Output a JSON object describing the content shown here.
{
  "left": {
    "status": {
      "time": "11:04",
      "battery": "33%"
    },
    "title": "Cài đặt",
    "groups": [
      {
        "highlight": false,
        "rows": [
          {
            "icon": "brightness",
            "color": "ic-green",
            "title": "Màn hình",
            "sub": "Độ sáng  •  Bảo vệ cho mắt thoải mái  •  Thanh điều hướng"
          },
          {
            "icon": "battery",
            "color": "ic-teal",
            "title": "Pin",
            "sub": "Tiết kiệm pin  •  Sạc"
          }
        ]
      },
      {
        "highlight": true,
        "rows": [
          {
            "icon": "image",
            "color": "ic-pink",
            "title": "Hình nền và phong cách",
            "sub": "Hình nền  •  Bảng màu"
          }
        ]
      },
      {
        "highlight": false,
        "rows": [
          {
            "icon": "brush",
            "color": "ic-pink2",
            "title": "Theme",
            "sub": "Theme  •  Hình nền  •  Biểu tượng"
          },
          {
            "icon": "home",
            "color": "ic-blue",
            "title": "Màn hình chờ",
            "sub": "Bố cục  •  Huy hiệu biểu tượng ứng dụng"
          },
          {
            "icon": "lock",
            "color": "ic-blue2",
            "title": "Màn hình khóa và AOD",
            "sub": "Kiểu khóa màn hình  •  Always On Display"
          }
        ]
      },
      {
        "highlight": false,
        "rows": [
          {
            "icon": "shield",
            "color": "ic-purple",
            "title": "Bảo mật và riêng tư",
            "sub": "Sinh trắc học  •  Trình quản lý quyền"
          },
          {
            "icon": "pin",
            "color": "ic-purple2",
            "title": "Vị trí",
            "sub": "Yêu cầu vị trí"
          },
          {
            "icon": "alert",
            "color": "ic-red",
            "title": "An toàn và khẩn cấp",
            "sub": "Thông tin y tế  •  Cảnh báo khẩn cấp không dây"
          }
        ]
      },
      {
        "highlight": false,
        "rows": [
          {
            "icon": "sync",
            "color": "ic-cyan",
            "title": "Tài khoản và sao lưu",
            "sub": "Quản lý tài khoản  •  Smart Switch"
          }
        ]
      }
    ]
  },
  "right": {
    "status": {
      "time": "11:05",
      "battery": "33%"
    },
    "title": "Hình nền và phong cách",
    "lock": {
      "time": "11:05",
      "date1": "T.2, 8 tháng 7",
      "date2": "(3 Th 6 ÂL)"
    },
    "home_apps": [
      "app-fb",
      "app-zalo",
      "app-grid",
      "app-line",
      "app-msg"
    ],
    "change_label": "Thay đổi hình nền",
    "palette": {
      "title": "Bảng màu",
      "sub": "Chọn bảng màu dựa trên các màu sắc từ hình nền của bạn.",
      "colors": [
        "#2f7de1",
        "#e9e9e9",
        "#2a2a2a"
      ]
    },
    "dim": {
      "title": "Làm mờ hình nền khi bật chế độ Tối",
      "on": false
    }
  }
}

▶ **REQUIREMENTS**:
Reproduce the full listing word for word.

▶ **ANSWER TO THE EXERCISE**:
Output a JSON object describing the content shown here.
{
  "left": {
    "status": {
      "time": "11:04",
      "battery": "33%"
    },
    "title": "Cài đặt",
    "groups": [
      {
        "highlight": false,
        "rows": [
          {
            "icon": "brightness",
            "color": "ic-green",
            "title": "Màn hình",
            "sub": "Độ sáng  •  Bảo vệ cho mắt thoải mái  •  Thanh điều hướng"
          },
          {
            "icon": "battery",
            "color": "ic-teal",
            "title": "Pin",
            "sub": "Tiết kiệm pin  •  Sạc"
          }
        ]
      },
      {
        "highlight": true,
        "rows": [
          {
            "icon": "image",
            "color": "ic-pink",
            "title": "Hình nền và phong cách",
            "sub": "Hình nền  •  Bảng màu"
          }
        ]
      },
      {
        "highlight": false,
        "rows": [
          {
            "icon": "brush",
            "color": "ic-pink2",
            "title": "Theme",
            "sub": "Theme  •  Hình nền  •  Biểu tượng"
          },
          {
            "icon": "home",
            "color": "ic-blue",
            "title": "Màn hình chờ",
            "sub": "Bố cục  •  Huy hiệu biểu tượng ứng dụng"
          },
          {
            "icon": "lock",
            "color": "ic-blue2",
            "title": "Màn hình khóa và AOD",
            "sub": "Kiểu khóa màn hình  •  Always On Display"
          }
        ]
      },
      {
        "highlight": false,
        "rows": [
          {
            "icon": "shield",
            "color": "ic-purple",
            "title": "Bảo mật và riêng tư",
            "sub": "Sinh trắc học  •  Trình quản lý quyền"
          },
          {
            "icon": "pin",
            "color": "ic-purple2",
            "title": "Vị trí",
            "sub": "Yêu cầu vị trí"
          },
          {
            "icon": "alert",
            "color": "ic-red",
            "title": "An toàn và khẩn cấp",
            "sub": "Thông tin y tế  •  Cảnh báo khẩn cấp không dây"
          }
        ]
      },
      {
        "highlight": false,
        "rows": [
          {
            "icon": "sync",
            "color": "ic-cyan",
            "title": "Tài khoản và sao lưu",
            "sub": "Quản lý tài khoản  •  Smart Switch"
          }
        ]
      }
    ]
  },
  "right": {
    "status": {
      "time": "11:05",
      "battery": "33%"
    },
    "title": "Hình nền và phong cách",
    "lock": {
      "time": "11:05",
      "date1": "T.2, 8 tháng 7",
      "date2": "(3 Th 6 ÂL)"
    },
    "home_apps": [
      "app-fb",
      "app-zalo",
      "app-grid",
      "app-line",
      "app-msg"
    ],
    "change_label": "Thay đổi hình nền",
    "palette": {
      "title": "Bảng màu",
      "sub": "Chọn bảng màu dựa trên các màu sắc từ hình nền của bạn.",
      "colors": [
        "#2f7de1",
        "#e9e9e9",
        "#2a2a2a"
      ]
    },
    "dim": {
      "title": "Làm mờ hình nền khi bật chế độ Tối",
      "on": false
    }
  }
}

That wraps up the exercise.